Extracted data entries:
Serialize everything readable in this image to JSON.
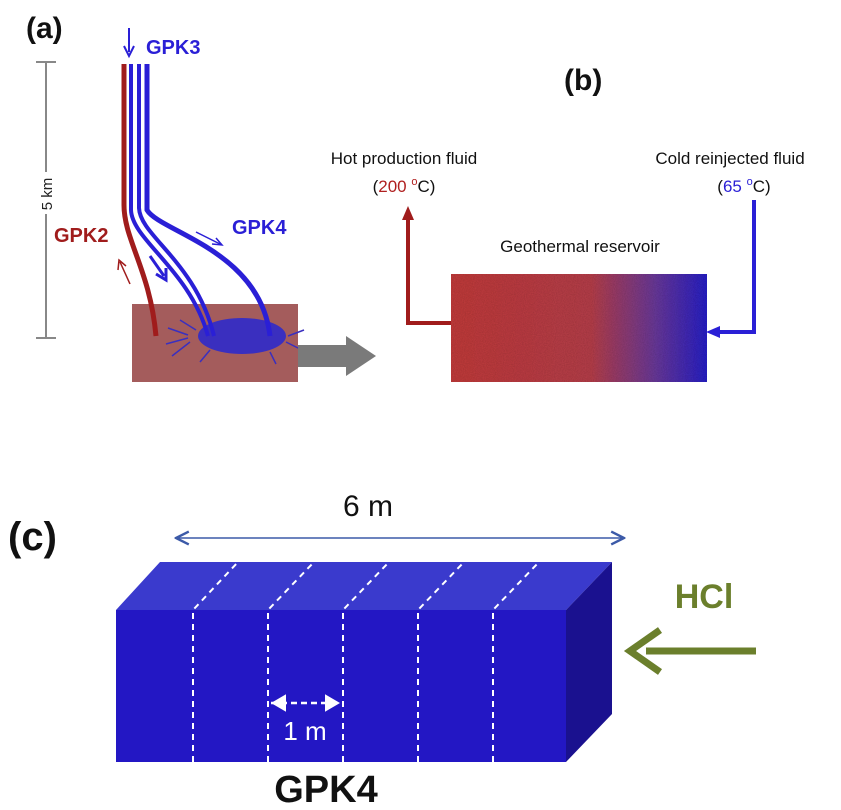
{
  "panel_a": {
    "label": "(a)",
    "wells": {
      "gpk3": "GPK3",
      "gpk2": "GPK2",
      "gpk4": "GPK4"
    },
    "depth_label": "5 km"
  },
  "panel_b": {
    "label": "(b)",
    "hot": {
      "line1": "Hot production fluid",
      "open": "(",
      "temp": "200",
      "unit_sup": "o",
      "unit": "C)"
    },
    "cold": {
      "line1": "Cold reinjected fluid",
      "open": "(",
      "temp": "65",
      "unit_sup": "o",
      "unit": "C)"
    },
    "reservoir_label": "Geothermal reservoir"
  },
  "panel_c": {
    "label": "(c)",
    "width_label": "6 m",
    "spacing_label": "1 m",
    "acid_label": "HCl",
    "block_label": "GPK4"
  },
  "colors": {
    "red_well": "#a01c1c",
    "blue_well": "#2a1fd6",
    "block_front": "#2317c4",
    "block_top": "#3a3acd",
    "block_side": "#1a118f",
    "acid_green": "#6b7f2c",
    "dim_blue": "#3c5aa8"
  }
}
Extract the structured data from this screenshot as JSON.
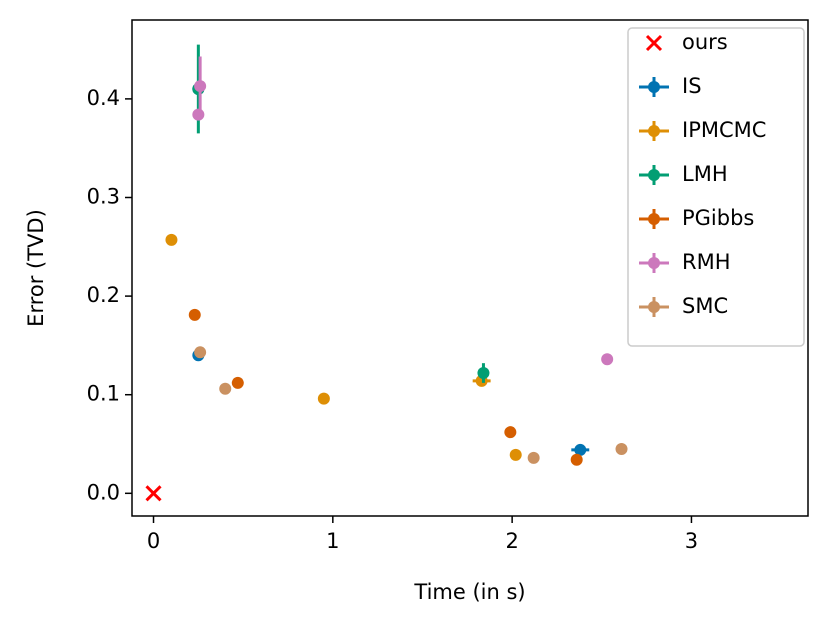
{
  "chart_data": {
    "type": "scatter",
    "xlabel": "Time (in s)",
    "ylabel": "Error (TVD)",
    "xlim": [
      -0.12,
      3.65
    ],
    "ylim": [
      -0.023,
      0.48
    ],
    "xticks": [
      0,
      1,
      2,
      3
    ],
    "yticks": [
      {
        "value": 0,
        "label": "0.0"
      },
      0.1,
      0.2,
      0.3,
      0.4
    ],
    "legend": "upper right",
    "series": [
      {
        "name": "ours",
        "color": "#ff0000",
        "marker": "x",
        "x": [
          0
        ],
        "values": [
          0
        ],
        "xerr": [
          0
        ],
        "yerr": [
          0
        ]
      },
      {
        "name": "IS",
        "color": "#0173b2",
        "marker": "o",
        "x": [
          0.25,
          0.25,
          2.38
        ],
        "values": [
          0.41,
          0.14,
          0.044
        ],
        "xerr": [
          0,
          0,
          0.05
        ],
        "yerr": [
          0,
          0,
          0
        ]
      },
      {
        "name": "IPMCMC",
        "color": "#de8f05",
        "marker": "o",
        "x": [
          0.1,
          0.95,
          1.83,
          2.02
        ],
        "values": [
          0.257,
          0.096,
          0.114,
          0.039
        ],
        "xerr": [
          0,
          0,
          0.05,
          0.03
        ],
        "yerr": [
          0,
          0,
          0,
          0
        ]
      },
      {
        "name": "LMH",
        "color": "#029e73",
        "marker": "o",
        "x": [
          0.25,
          1.84
        ],
        "values": [
          0.41,
          0.122
        ],
        "xerr": [
          0,
          0
        ],
        "yerr": [
          0.045,
          0.01
        ]
      },
      {
        "name": "PGibbs",
        "color": "#d55e00",
        "marker": "o",
        "x": [
          0.23,
          0.47,
          1.99,
          2.36
        ],
        "values": [
          0.181,
          0.112,
          0.062,
          0.034
        ],
        "xerr": [
          0,
          0,
          0,
          0
        ],
        "yerr": [
          0,
          0,
          0,
          0
        ]
      },
      {
        "name": "RMH",
        "color": "#cc78bc",
        "marker": "o",
        "x": [
          0.25,
          0.26,
          2.53
        ],
        "values": [
          0.384,
          0.413,
          0.136
        ],
        "xerr": [
          0,
          0,
          0.03
        ],
        "yerr": [
          0,
          0.03,
          0
        ]
      },
      {
        "name": "SMC",
        "color": "#ca9161",
        "marker": "o",
        "x": [
          0.26,
          0.4,
          2.12,
          2.61
        ],
        "values": [
          0.143,
          0.106,
          0.036,
          0.045
        ],
        "xerr": [
          0,
          0,
          0,
          0
        ],
        "yerr": [
          0,
          0,
          0,
          0
        ]
      }
    ]
  }
}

GIVEN INSTRUCTION:
Return the entries unchanged, save for the pictures, which do not belong in the copy.

FINAL RESULT:
Serialize everything readable in this image to JSON.
{
  "panel_a": {
    "label": "(a)",
    "wells": {
      "gpk3": "GPK3",
      "gpk2": "GPK2",
      "gpk4": "GPK4"
    },
    "depth_label": "5 km"
  },
  "panel_b": {
    "label": "(b)",
    "hot": {
      "line1": "Hot production fluid",
      "open": "(",
      "temp": "200",
      "unit_sup": "o",
      "unit": "C)"
    },
    "cold": {
      "line1": "Cold reinjected fluid",
      "open": "(",
      "temp": "65",
      "unit_sup": "o",
      "unit": "C)"
    },
    "reservoir_label": "Geothermal reservoir"
  },
  "panel_c": {
    "label": "(c)",
    "width_label": "6 m",
    "spacing_label": "1 m",
    "acid_label": "HCl",
    "block_label": "GPK4"
  },
  "colors": {
    "red_well": "#a01c1c",
    "blue_well": "#2a1fd6",
    "block_front": "#2317c4",
    "block_top": "#3a3acd",
    "block_side": "#1a118f",
    "acid_green": "#6b7f2c",
    "dim_blue": "#3c5aa8"
  }
}
Extract the structured data from this screenshot as JSON.
{
  "chart_data": {
    "type": "scatter",
    "xlabel": "Time (in s)",
    "ylabel": "Error (TVD)",
    "xlim": [
      -0.12,
      3.65
    ],
    "ylim": [
      -0.023,
      0.48
    ],
    "xticks": [
      0,
      1,
      2,
      3
    ],
    "yticks": [
      {
        "value": 0,
        "label": "0.0"
      },
      0.1,
      0.2,
      0.3,
      0.4
    ],
    "legend": "upper right",
    "series": [
      {
        "name": "ours",
        "color": "#ff0000",
        "marker": "x",
        "x": [
          0
        ],
        "values": [
          0
        ],
        "xerr": [
          0
        ],
        "yerr": [
          0
        ]
      },
      {
        "name": "IS",
        "color": "#0173b2",
        "marker": "o",
        "x": [
          0.25,
          0.25,
          2.38
        ],
        "values": [
          0.41,
          0.14,
          0.044
        ],
        "xerr": [
          0,
          0,
          0.05
        ],
        "yerr": [
          0,
          0,
          0
        ]
      },
      {
        "name": "IPMCMC",
        "color": "#de8f05",
        "marker": "o",
        "x": [
          0.1,
          0.95,
          1.83,
          2.02
        ],
        "values": [
          0.257,
          0.096,
          0.114,
          0.039
        ],
        "xerr": [
          0,
          0,
          0.05,
          0.03
        ],
        "yerr": [
          0,
          0,
          0,
          0
        ]
      },
      {
        "name": "LMH",
        "color": "#029e73",
        "marker": "o",
        "x": [
          0.25,
          1.84
        ],
        "values": [
          0.41,
          0.122
        ],
        "xerr": [
          0,
          0
        ],
        "yerr": [
          0.045,
          0.01
        ]
      },
      {
        "name": "PGibbs",
        "color": "#d55e00",
        "marker": "o",
        "x": [
          0.23,
          0.47,
          1.99,
          2.36
        ],
        "values": [
          0.181,
          0.112,
          0.062,
          0.034
        ],
        "xerr": [
          0,
          0,
          0,
          0
        ],
        "yerr": [
          0,
          0,
          0,
          0
        ]
      },
      {
        "name": "RMH",
        "color": "#cc78bc",
        "marker": "o",
        "x": [
          0.25,
          0.26,
          2.53
        ],
        "values": [
          0.384,
          0.413,
          0.136
        ],
        "xerr": [
          0,
          0,
          0.03
        ],
        "yerr": [
          0,
          0.03,
          0
        ]
      },
      {
        "name": "SMC",
        "color": "#ca9161",
        "marker": "o",
        "x": [
          0.26,
          0.4,
          2.12,
          2.61
        ],
        "values": [
          0.143,
          0.106,
          0.036,
          0.045
        ],
        "xerr": [
          0,
          0,
          0,
          0
        ],
        "yerr": [
          0,
          0,
          0,
          0
        ]
      }
    ]
  }
}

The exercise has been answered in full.